- **Direction**: Pull out every line of the listing below where "House" appears.

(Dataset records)
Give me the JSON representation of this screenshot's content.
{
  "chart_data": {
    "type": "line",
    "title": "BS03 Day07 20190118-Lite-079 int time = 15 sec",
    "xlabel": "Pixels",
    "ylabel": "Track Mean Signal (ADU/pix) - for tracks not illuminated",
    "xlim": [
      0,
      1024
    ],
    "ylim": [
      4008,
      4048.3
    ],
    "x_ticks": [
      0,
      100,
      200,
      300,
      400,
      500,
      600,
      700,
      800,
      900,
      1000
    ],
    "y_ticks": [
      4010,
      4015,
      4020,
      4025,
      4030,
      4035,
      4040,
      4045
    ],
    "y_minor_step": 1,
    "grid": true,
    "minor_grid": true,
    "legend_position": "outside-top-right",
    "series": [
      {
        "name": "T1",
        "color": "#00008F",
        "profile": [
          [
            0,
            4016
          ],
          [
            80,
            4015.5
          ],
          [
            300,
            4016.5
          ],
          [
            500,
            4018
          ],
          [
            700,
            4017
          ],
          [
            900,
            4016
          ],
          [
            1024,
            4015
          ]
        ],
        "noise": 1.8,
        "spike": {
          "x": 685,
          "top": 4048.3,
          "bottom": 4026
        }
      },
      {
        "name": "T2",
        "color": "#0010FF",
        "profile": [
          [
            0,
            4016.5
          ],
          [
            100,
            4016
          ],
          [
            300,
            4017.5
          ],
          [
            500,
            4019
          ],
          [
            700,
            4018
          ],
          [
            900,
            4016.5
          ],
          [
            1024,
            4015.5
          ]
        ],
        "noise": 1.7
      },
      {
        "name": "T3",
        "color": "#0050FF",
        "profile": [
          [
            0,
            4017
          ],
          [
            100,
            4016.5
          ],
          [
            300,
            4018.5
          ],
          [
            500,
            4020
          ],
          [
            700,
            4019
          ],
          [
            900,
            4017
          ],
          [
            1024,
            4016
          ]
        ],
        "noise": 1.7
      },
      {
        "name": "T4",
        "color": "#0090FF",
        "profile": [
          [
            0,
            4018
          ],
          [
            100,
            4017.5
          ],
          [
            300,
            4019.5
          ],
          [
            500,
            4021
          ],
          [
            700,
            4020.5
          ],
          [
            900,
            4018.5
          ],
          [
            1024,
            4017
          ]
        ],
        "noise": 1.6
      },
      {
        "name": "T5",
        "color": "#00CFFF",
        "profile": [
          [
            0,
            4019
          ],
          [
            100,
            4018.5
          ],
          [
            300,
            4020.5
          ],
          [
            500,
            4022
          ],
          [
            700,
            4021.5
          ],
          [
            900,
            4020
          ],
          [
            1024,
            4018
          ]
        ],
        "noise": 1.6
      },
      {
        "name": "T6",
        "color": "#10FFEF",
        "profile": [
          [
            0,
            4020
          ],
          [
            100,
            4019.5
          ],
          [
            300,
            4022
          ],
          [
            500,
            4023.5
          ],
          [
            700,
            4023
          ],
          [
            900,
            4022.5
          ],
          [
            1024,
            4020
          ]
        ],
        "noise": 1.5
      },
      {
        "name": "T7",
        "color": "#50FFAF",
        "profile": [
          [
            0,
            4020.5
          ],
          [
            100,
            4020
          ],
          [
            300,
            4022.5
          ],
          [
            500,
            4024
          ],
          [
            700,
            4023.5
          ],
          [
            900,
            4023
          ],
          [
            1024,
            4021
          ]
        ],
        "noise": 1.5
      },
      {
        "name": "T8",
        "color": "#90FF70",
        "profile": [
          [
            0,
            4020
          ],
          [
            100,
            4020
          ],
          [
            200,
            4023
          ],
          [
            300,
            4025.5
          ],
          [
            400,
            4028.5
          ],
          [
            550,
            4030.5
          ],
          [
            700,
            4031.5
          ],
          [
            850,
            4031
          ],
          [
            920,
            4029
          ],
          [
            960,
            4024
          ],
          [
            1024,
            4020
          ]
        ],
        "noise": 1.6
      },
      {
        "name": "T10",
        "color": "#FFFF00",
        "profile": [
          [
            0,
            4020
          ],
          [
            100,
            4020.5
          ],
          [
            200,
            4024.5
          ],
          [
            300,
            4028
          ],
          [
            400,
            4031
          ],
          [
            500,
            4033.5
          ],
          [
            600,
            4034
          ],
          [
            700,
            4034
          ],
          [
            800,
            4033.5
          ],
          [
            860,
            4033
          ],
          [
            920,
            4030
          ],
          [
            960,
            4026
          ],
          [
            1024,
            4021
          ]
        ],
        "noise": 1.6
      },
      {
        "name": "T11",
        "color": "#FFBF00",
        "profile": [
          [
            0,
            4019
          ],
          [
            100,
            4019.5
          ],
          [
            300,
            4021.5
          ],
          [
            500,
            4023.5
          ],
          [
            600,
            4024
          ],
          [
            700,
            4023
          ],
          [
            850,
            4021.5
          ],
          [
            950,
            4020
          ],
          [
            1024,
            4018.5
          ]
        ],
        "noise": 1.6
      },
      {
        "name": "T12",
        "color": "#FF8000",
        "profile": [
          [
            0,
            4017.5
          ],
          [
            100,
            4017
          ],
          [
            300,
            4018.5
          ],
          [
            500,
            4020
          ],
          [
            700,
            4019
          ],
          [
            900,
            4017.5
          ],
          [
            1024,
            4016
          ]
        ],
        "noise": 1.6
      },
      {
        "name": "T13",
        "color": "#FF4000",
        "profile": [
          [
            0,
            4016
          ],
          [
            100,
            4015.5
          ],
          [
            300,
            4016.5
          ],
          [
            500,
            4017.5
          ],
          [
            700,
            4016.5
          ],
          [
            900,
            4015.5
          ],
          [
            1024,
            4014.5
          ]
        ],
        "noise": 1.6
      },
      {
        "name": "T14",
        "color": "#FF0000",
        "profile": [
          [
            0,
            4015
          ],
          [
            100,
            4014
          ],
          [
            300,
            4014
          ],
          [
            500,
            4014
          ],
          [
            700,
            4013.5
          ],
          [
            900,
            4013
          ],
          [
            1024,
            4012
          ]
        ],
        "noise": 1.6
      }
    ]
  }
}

==

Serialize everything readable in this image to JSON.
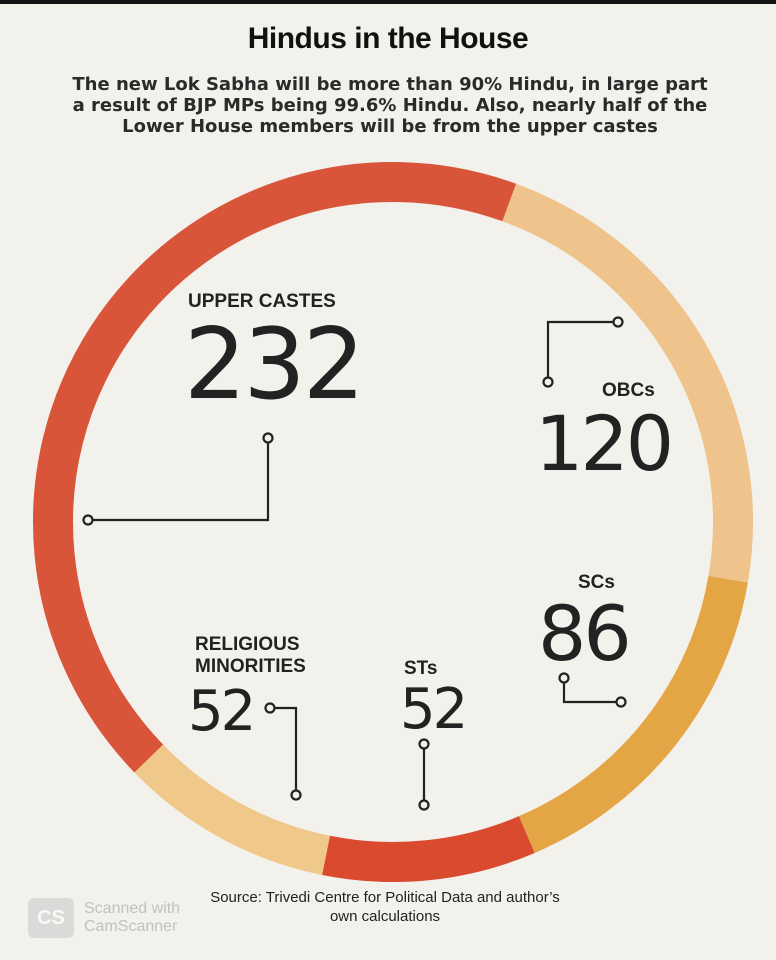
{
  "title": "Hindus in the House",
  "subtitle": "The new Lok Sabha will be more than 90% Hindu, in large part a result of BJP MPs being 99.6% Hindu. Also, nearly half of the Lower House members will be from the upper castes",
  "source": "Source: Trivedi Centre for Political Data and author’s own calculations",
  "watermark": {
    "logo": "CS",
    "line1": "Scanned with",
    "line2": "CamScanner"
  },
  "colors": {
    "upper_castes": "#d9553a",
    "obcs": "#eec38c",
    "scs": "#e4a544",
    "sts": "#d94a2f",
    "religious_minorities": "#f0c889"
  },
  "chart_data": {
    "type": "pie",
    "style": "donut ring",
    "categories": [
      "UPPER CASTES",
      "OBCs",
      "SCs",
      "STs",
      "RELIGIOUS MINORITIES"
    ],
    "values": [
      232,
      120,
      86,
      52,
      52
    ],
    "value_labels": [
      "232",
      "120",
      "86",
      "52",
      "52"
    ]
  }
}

- **Written response**:
  "title": "Hindus in the House",
  "subtitle": "The new Lok Sabha will be more than 90% Hindu, in large part a result of BJP MPs being 99.6% Hindu. Also, nearly half of the Lower House members will be from the upper castes",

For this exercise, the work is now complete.